[Dataset items]
========

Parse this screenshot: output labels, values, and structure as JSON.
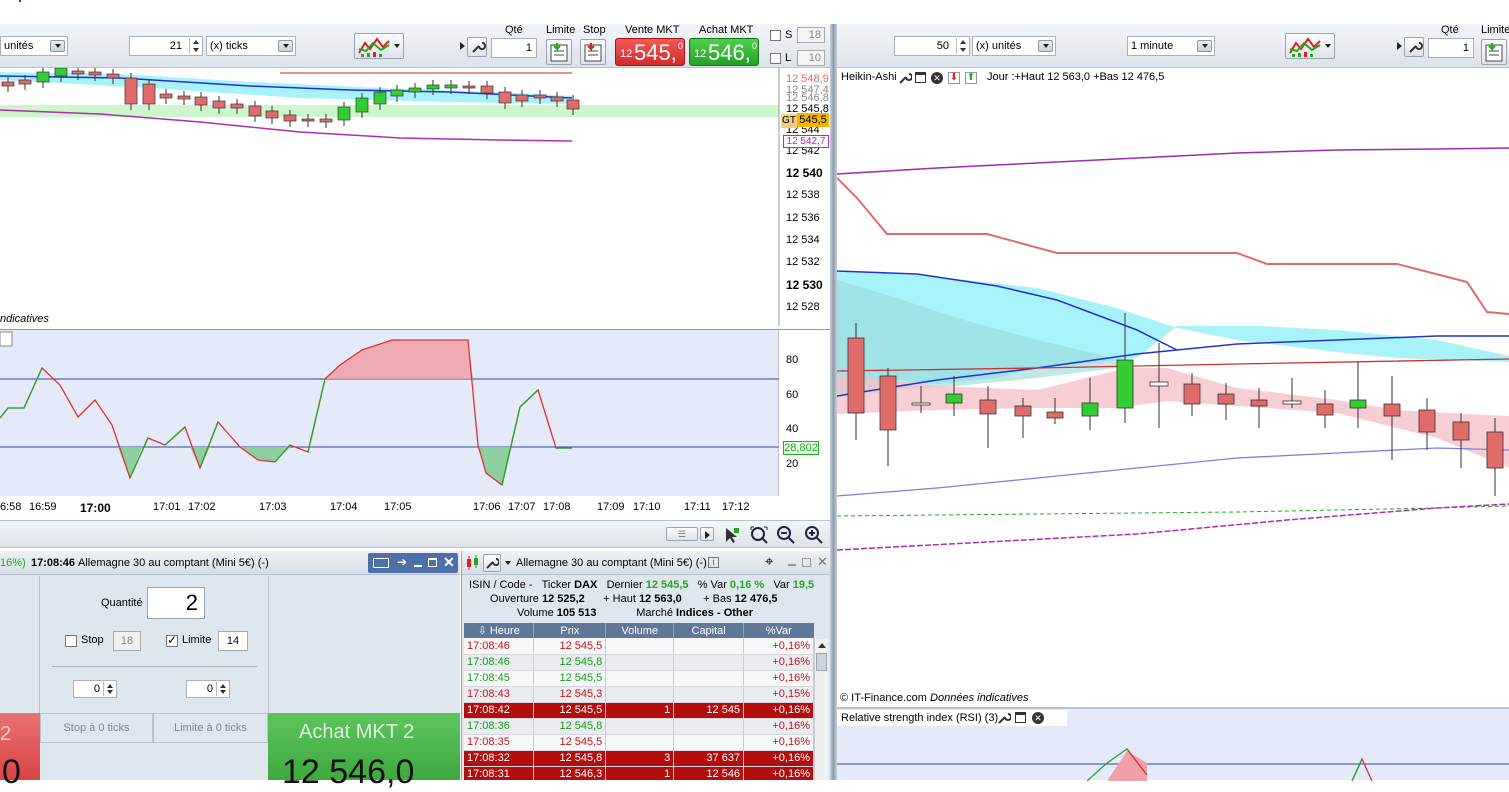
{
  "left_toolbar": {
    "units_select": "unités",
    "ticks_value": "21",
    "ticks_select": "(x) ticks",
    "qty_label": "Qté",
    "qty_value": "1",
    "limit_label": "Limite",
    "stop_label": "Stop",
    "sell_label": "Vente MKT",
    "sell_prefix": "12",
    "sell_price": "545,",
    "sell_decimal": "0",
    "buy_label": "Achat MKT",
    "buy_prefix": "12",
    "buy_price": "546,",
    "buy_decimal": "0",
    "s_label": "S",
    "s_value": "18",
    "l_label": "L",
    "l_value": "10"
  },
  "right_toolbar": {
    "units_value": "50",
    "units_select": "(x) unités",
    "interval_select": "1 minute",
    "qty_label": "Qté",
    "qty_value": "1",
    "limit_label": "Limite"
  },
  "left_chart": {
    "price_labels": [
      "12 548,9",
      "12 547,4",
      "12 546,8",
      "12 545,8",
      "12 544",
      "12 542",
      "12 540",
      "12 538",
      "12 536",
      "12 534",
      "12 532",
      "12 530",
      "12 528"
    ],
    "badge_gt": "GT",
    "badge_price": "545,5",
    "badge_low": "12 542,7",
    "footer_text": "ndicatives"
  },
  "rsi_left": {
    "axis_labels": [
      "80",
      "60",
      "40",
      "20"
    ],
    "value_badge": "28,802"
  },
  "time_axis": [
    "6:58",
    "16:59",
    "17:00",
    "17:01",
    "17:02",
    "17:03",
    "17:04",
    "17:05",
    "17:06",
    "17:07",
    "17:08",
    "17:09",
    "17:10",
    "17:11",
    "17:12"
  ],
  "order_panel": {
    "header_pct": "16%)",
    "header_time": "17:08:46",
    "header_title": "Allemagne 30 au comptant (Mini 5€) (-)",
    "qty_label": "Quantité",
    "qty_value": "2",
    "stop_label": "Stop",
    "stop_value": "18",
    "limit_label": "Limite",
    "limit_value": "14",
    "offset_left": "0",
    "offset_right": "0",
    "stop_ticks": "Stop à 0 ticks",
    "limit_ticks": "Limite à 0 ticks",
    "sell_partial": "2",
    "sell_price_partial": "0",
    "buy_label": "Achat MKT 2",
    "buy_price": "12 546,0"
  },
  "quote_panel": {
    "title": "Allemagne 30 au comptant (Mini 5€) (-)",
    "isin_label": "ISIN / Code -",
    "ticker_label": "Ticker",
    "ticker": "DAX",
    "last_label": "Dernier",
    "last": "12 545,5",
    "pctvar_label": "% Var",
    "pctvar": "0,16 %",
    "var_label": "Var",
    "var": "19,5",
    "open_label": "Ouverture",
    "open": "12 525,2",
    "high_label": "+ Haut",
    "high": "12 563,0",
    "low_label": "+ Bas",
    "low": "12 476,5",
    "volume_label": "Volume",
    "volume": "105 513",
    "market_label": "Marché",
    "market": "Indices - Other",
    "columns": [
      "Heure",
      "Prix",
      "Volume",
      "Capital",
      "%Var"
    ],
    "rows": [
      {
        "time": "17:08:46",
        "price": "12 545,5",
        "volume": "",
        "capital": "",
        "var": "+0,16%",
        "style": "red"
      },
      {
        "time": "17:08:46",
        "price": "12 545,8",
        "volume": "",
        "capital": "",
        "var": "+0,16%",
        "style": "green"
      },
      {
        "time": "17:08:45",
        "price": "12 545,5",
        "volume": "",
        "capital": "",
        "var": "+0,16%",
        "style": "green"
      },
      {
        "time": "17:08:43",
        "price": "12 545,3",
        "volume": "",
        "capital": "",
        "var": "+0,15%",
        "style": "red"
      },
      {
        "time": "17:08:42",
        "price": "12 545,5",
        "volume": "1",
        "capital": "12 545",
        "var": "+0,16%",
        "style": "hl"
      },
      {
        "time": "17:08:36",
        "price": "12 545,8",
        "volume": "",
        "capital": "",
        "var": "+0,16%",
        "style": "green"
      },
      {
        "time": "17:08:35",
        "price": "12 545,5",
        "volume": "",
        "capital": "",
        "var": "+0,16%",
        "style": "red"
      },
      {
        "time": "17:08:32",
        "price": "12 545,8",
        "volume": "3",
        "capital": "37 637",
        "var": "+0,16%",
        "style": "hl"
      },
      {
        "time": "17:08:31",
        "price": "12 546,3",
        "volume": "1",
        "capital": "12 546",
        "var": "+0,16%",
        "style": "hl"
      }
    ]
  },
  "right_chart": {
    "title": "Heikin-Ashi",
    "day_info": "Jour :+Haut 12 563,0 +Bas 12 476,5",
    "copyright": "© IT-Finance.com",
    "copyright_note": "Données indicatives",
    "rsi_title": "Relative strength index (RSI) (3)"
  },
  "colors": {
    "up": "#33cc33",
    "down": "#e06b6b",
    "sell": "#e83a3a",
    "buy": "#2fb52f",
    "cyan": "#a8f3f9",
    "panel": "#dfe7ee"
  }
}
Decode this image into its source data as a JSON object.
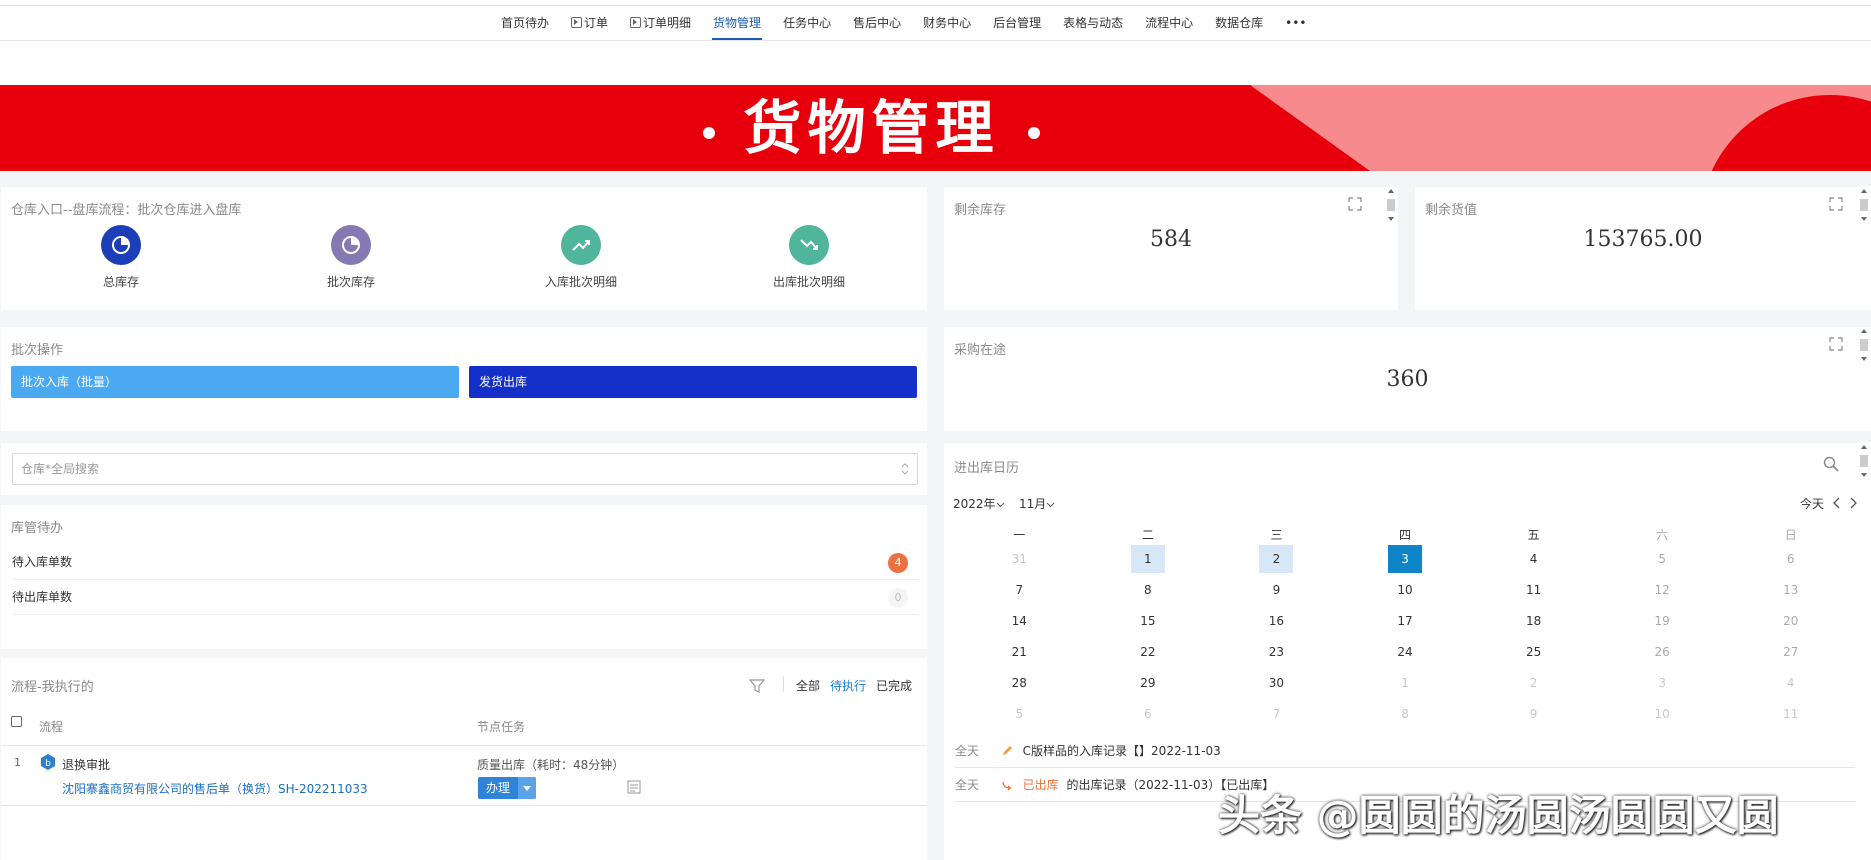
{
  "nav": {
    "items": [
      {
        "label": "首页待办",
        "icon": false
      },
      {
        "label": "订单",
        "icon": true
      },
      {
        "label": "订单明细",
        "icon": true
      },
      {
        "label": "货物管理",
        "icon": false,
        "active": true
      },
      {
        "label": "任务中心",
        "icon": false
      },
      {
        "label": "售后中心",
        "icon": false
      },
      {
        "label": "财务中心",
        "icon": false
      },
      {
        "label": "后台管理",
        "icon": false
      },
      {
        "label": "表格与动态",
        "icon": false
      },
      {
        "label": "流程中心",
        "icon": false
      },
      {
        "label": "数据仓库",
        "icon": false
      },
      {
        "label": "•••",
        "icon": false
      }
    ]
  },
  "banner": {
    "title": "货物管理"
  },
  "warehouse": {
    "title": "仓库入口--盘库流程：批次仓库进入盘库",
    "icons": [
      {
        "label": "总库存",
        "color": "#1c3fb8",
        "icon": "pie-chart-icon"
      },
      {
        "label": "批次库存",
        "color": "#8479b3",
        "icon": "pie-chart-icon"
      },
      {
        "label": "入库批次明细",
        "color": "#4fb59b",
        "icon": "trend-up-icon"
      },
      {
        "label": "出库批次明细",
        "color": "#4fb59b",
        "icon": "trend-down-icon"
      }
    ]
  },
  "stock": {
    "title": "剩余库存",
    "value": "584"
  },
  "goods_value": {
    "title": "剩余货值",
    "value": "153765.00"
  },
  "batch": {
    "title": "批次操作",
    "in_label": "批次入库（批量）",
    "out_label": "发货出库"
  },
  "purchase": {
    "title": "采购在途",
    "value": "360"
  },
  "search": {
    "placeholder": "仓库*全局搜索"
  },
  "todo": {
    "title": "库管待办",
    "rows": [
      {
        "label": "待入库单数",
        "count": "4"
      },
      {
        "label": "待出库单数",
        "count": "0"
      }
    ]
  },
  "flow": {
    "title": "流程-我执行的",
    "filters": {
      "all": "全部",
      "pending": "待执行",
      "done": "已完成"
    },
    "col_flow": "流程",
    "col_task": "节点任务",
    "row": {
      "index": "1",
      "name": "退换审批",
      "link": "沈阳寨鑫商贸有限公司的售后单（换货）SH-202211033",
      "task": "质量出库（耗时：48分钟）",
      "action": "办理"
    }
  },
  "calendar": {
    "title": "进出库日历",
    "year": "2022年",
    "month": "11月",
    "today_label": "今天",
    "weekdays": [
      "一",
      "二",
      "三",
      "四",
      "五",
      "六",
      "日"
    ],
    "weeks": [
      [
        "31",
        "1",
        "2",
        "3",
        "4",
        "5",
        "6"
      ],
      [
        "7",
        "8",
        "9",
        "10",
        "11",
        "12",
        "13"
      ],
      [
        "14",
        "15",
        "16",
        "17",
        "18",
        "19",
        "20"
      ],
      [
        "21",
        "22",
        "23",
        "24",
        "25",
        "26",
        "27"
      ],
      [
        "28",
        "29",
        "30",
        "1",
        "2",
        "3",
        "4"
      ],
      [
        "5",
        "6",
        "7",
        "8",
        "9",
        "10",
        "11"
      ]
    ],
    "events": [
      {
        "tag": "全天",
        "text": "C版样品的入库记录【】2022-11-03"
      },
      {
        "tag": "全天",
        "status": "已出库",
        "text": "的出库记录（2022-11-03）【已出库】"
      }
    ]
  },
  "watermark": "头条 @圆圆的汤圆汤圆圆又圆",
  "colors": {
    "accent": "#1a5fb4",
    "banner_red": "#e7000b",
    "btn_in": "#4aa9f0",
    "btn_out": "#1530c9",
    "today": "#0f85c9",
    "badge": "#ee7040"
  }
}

========

§ **INSTRUCTIONS TO FOLLOW**
Pick every line with "JSON" in it and copy it.

§ **TASK SOLUTION**
Parse this screenshot: output labels, values, and structure as JSON.
Decode this image into its source data as a JSON object.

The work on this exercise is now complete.